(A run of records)
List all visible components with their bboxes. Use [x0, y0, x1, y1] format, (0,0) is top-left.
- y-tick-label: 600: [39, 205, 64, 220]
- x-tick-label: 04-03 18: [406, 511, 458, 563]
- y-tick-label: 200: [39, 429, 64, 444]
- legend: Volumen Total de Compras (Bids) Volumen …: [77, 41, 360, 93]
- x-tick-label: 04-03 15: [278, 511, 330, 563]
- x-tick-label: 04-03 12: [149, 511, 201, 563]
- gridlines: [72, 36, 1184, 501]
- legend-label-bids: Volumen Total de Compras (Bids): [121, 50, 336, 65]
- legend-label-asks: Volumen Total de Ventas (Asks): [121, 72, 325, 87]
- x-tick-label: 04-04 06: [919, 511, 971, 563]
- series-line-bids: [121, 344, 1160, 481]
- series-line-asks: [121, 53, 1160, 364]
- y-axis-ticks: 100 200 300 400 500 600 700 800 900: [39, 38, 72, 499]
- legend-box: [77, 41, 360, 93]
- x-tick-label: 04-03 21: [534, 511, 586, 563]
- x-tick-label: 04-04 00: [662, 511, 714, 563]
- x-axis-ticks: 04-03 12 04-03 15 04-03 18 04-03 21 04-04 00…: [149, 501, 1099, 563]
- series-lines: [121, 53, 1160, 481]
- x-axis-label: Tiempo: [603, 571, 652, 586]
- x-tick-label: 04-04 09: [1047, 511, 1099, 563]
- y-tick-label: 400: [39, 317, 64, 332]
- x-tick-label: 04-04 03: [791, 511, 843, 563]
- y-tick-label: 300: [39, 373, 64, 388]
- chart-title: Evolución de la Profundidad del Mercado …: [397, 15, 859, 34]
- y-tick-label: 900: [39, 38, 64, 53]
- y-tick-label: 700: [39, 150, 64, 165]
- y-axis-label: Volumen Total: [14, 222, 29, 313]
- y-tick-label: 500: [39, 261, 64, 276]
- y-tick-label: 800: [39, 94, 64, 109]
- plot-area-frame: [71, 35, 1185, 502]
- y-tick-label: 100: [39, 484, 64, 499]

What you need to do - Copy the data word for word, starting at the beginning and ending with the line that contains "- x-tick-label: 04-03 15: [278, 511, 330, 563]".

Output for this exercise -
List all visible components with their bboxes. Use [x0, y0, x1, y1] format, (0,0) is top-left.
- y-tick-label: 600: [39, 205, 64, 220]
- x-tick-label: 04-03 18: [406, 511, 458, 563]
- y-tick-label: 200: [39, 429, 64, 444]
- legend: Volumen Total de Compras (Bids) Volumen …: [77, 41, 360, 93]
- x-tick-label: 04-03 15: [278, 511, 330, 563]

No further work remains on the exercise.